**Record excerpts**:
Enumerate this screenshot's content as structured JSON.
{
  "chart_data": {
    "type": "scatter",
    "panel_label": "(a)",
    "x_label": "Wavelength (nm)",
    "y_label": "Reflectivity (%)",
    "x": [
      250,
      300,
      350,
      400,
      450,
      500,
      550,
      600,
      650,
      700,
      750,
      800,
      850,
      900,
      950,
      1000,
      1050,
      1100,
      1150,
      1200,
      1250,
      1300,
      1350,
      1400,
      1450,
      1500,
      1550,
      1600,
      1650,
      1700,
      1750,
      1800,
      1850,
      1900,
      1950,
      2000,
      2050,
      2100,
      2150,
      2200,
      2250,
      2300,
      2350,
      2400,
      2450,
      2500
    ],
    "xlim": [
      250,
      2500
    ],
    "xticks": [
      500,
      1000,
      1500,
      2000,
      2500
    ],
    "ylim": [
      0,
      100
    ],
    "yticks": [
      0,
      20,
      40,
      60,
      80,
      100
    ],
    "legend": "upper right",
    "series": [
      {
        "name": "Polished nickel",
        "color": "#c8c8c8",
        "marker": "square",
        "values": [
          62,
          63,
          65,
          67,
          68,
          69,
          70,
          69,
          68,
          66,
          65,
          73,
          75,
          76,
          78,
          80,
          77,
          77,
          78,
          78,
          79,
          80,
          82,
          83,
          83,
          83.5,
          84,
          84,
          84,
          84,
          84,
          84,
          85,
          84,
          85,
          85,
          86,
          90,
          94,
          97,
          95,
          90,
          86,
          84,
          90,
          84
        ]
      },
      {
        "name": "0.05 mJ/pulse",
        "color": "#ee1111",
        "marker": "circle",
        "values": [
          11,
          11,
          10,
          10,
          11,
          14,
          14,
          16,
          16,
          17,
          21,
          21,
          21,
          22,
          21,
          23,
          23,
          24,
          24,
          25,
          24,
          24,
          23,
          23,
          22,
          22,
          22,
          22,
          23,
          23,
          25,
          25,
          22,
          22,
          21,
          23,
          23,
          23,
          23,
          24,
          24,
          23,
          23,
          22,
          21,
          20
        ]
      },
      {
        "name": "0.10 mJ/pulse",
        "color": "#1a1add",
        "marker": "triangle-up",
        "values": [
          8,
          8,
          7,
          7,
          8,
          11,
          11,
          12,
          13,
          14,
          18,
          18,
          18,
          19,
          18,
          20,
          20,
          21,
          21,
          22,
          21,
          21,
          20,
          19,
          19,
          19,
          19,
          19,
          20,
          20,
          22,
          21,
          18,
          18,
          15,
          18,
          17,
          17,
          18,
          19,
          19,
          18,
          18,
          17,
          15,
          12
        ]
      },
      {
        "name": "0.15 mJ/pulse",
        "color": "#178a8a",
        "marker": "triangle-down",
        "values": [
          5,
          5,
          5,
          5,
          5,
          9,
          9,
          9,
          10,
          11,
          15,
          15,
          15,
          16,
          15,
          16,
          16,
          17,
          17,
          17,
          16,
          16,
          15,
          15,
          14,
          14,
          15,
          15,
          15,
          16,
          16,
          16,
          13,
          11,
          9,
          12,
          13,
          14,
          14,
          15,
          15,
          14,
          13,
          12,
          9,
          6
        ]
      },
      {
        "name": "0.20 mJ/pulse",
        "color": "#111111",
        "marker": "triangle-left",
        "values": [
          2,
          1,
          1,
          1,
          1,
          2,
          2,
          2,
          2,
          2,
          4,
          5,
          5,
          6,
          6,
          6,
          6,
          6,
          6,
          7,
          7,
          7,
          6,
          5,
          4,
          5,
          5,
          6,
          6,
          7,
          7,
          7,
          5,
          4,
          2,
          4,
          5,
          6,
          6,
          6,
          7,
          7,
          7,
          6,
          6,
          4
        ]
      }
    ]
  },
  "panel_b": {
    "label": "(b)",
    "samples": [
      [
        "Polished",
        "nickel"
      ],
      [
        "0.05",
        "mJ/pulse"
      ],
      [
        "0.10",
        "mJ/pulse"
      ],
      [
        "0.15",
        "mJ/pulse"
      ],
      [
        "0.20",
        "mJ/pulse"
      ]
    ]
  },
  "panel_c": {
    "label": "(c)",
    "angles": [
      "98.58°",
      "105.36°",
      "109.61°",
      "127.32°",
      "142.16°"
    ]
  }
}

**Set exercise**:
Count how many lines of the material hold the string "marker". Give the number and nothing more.

**Response below**:
5